Items listed in a dataset
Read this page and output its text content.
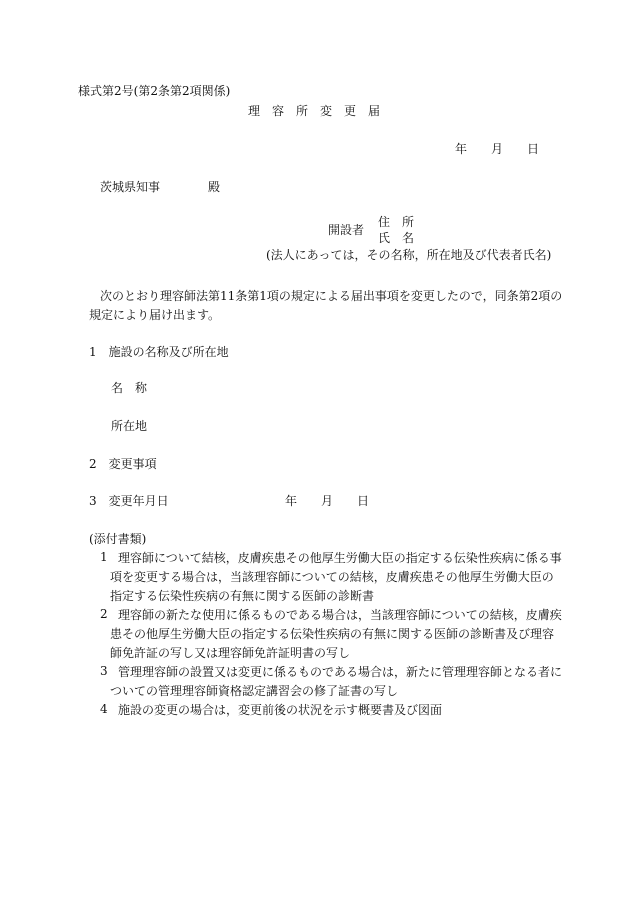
様式第2号(第2条第2項関係)
理　容　所　変　更　届
年　　月　　日
茨城県知事　　　　殿
開設者
住　所
氏　名
(法人にあっては，その名称，所在地及び代表者氏名)
次のとおり理容師法第11条第1項の規定による届出事項を変更したので，同条第2項の
規定により届け出ます。
1　施設の名称及び所在地
名　称
所在地
2　変更事項
3　変更年月日	年　　月　　日
(添付書類)
1 理容師について結核，皮膚疾患その他厚生労働大臣の指定する伝染性疾病に係る事
項を変更する場合は，当該理容師についての結核，皮膚疾患その他厚生労働大臣の
指定する伝染性疾病の有無に関する医師の診断書
2 理容師の新たな使用に係るものである場合は，当該理容師についての結核，皮膚疾
患その他厚生労働大臣の指定する伝染性疾病の有無に関する医師の診断書及び理容
師免許証の写し又は理容師免許証明書の写し
3 管理理容師の設置又は変更に係るものである場合は，新たに管理理容師となる者に
ついての管理理容師資格認定講習会の修了証書の写し
4 施設の変更の場合は，変更前後の状況を示す概要書及び図面
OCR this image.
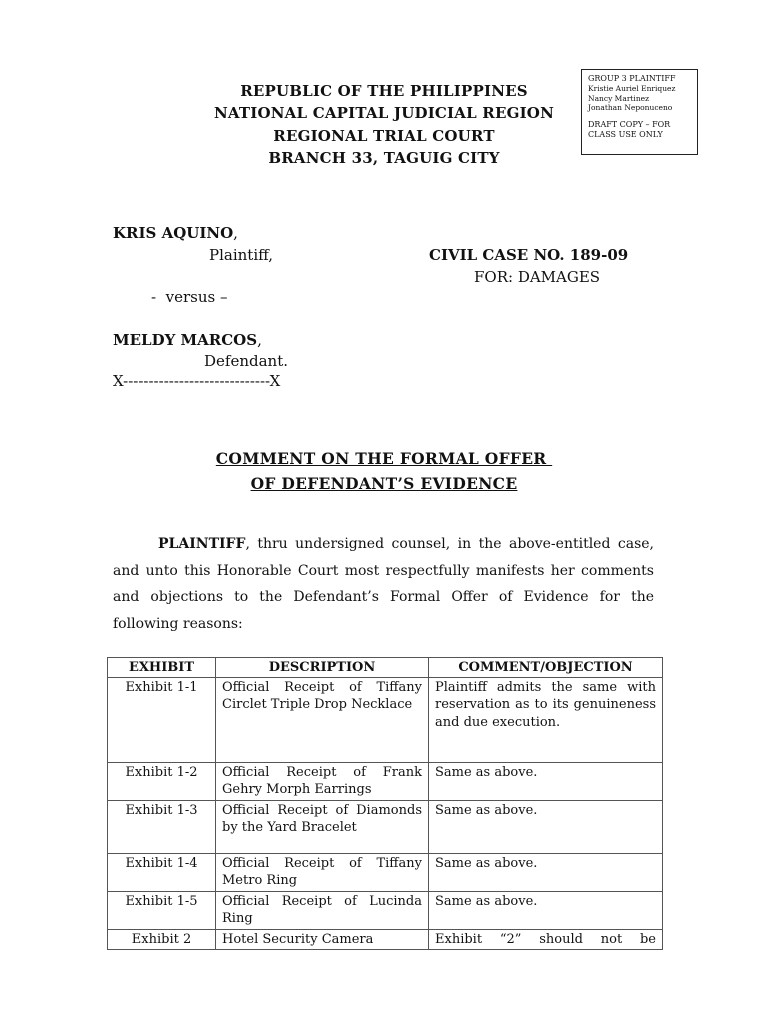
REPUBLIC OF THE PHILIPPINES
NATIONAL CAPITAL JUDICIAL REGION
REGIONAL TRIAL COURT
BRANCH 33, TAGUIG CITY
GROUP 3 PLAINTIFF
Kristie Auriel Enriquez
Nancy Martinez
Jonathan Neponuceno
DRAFT COPY – FOR CLASS USE ONLY
KRIS AQUINO,
Plaintiff,	CIVIL CASE NO. 189-09
FOR: DAMAGES
-  versus –
MELDY MARCOS,
Defendant.
X-----------------------------X
COMMENT ON THE FORMAL OFFER
OF DEFENDANT’S EVIDENCE
PLAINTIFF, thru undersigned counsel, in the above-entitled case, and unto this Honorable Court most respectfully manifests her comments and objections to the Defendant’s Formal Offer of Evidence for the following reasons:
EXHIBIT	DESCRIPTION	COMMENT/OBJECTION
Exhibit 1-1	Official Receipt of Tiffany Circlet Triple Drop Necklace	Plaintiff admits the same with reservation as to its genuineness and due execution.
Exhibit 1-2	Official Receipt of Frank Gehry Morph Earrings	Same as above.
Exhibit 1-3	Official Receipt of Diamonds by the Yard Bracelet	Same as above.
Exhibit 1-4	Official Receipt of Tiffany Metro Ring	Same as above.
Exhibit 1-5	Official Receipt of Lucinda Ring	Same as above.
Exhibit 2	Hotel Security Camera	Exhibit “2” should not be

- _TASK_:
Return the listing above word for word, with the pictures removed.

- _WRITTEN RESPONSE_:
Read this page and output its text content.
様式第2号(第2条第2項関係)
理　容　所　変　更　届
年　　月　　日
茨城県知事　　　　殿
開設者
住　所
氏　名
(法人にあっては，その名称，所在地及び代表者氏名)
次のとおり理容師法第11条第1項の規定による届出事項を変更したので，同条第2項の
規定により届け出ます。
1　施設の名称及び所在地
名　称
所在地
2　変更事項
3　変更年月日	年　　月　　日
(添付書類)
1 理容師について結核，皮膚疾患その他厚生労働大臣の指定する伝染性疾病に係る事
項を変更する場合は，当該理容師についての結核，皮膚疾患その他厚生労働大臣の
指定する伝染性疾病の有無に関する医師の診断書
2 理容師の新たな使用に係るものである場合は，当該理容師についての結核，皮膚疾
患その他厚生労働大臣の指定する伝染性疾病の有無に関する医師の診断書及び理容
師免許証の写し又は理容師免許証明書の写し
3 管理理容師の設置又は変更に係るものである場合は，新たに管理理容師となる者に
ついての管理理容師資格認定講習会の修了証書の写し
4 施設の変更の場合は，変更前後の状況を示す概要書及び図面
OCR this image.
REPUBLIC OF THE PHILIPPINES
NATIONAL CAPITAL JUDICIAL REGION
REGIONAL TRIAL COURT
BRANCH 33, TAGUIG CITY
GROUP 3 PLAINTIFF
Kristie Auriel Enriquez
Nancy Martinez
Jonathan Neponuceno
DRAFT COPY – FOR CLASS USE ONLY
KRIS AQUINO,
Plaintiff,	CIVIL CASE NO. 189-09
FOR: DAMAGES
-  versus –
MELDY MARCOS,
Defendant.
X-----------------------------X
COMMENT ON THE FORMAL OFFER
OF DEFENDANT’S EVIDENCE
PLAINTIFF, thru undersigned counsel, in the above-entitled case, and unto this Honorable Court most respectfully manifests her comments and objections to the Defendant’s Formal Offer of Evidence for the following reasons:
EXHIBIT	DESCRIPTION	COMMENT/OBJECTION
Exhibit 1-1	Official Receipt of Tiffany Circlet Triple Drop Necklace	Plaintiff admits the same with reservation as to its genuineness and due execution.
Exhibit 1-2	Official Receipt of Frank Gehry Morph Earrings	Same as above.
Exhibit 1-3	Official Receipt of Diamonds by the Yard Bracelet	Same as above.
Exhibit 1-4	Official Receipt of Tiffany Metro Ring	Same as above.
Exhibit 1-5	Official Receipt of Lucinda Ring	Same as above.
Exhibit 2	Hotel Security Camera	Exhibit “2” should not be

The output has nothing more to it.